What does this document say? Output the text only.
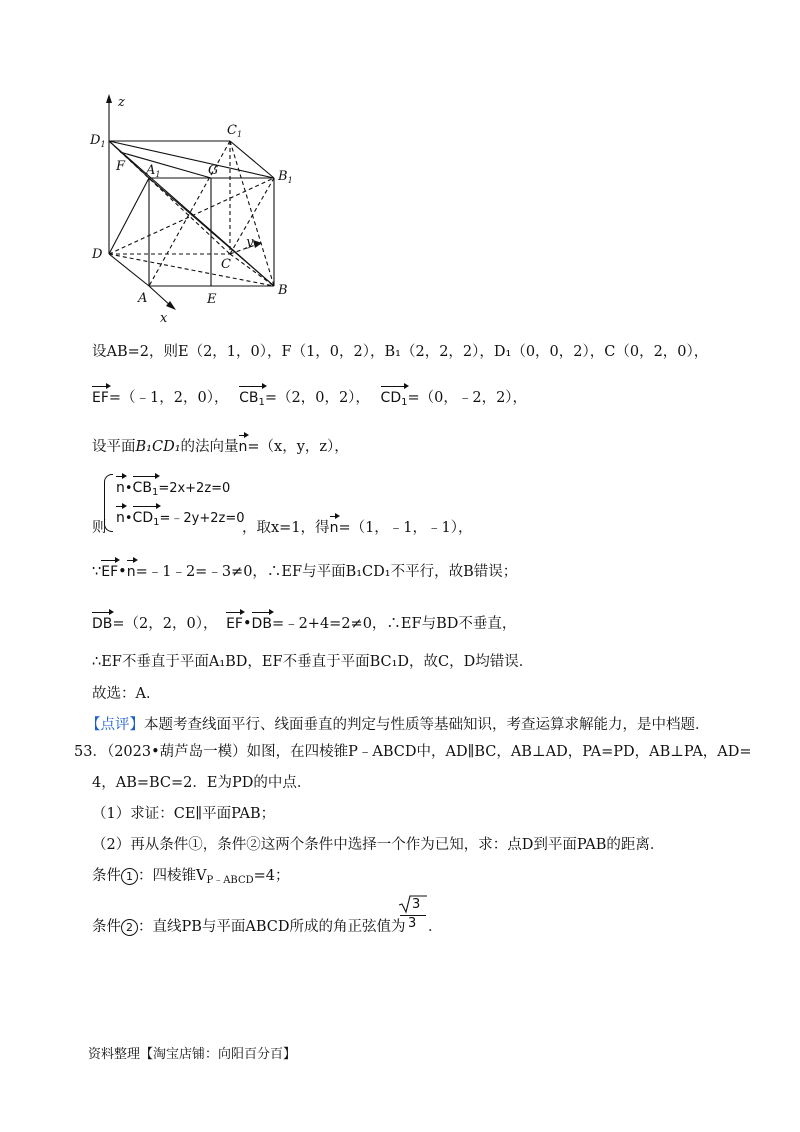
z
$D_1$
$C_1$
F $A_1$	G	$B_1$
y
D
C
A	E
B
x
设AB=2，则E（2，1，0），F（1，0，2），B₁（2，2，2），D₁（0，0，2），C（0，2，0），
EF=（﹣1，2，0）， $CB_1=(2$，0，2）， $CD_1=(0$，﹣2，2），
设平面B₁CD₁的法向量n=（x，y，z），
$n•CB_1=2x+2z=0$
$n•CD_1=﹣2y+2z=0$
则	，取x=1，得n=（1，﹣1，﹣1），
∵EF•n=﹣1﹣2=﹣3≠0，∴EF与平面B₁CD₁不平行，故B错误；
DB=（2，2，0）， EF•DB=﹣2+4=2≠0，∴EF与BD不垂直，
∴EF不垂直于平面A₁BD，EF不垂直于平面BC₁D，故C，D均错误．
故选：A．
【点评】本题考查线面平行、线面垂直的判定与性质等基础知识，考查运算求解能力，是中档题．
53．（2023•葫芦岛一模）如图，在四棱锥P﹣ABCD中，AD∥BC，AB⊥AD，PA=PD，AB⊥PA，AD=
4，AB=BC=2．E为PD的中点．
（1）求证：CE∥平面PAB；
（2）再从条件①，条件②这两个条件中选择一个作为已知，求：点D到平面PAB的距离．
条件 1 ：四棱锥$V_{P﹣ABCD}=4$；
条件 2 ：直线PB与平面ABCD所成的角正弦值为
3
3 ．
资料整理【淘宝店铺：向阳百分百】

---

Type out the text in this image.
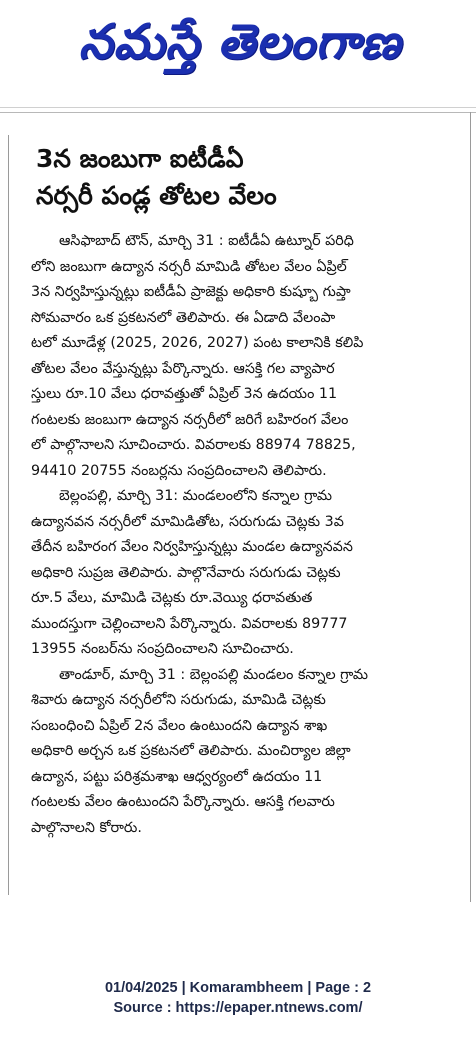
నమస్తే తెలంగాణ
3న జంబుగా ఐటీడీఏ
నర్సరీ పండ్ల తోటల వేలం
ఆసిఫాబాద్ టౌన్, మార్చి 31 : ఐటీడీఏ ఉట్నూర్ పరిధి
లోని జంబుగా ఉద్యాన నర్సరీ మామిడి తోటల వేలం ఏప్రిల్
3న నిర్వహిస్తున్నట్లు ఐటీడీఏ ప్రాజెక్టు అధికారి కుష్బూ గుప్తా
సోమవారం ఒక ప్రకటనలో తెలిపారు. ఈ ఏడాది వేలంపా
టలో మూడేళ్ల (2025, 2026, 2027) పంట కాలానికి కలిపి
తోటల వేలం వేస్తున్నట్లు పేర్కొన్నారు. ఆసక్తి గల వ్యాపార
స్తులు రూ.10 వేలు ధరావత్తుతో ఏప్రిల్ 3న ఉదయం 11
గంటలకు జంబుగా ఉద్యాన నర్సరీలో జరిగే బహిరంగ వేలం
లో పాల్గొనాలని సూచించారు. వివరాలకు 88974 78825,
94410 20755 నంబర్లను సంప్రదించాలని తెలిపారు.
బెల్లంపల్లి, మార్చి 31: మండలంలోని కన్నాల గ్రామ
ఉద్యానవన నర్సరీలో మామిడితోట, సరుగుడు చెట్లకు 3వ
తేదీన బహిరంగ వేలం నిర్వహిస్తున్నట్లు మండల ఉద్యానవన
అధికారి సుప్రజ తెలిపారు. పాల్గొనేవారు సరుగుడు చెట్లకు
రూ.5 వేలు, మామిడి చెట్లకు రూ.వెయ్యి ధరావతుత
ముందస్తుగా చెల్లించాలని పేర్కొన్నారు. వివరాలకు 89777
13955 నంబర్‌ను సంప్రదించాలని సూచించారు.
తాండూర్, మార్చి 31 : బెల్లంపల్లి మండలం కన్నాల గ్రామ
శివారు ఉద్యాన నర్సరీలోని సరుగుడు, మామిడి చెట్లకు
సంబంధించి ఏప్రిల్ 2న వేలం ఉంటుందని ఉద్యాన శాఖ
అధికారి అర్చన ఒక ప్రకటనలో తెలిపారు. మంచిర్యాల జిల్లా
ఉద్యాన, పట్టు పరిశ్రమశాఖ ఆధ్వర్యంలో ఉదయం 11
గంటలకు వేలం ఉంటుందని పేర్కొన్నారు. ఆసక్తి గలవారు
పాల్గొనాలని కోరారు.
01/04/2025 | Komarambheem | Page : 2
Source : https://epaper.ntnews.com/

◆ Task description
Report every line containing the word "text" from the listing above.

◆ Answer for this exercise
What does this document say? Output the text only.
Type out the text in this image.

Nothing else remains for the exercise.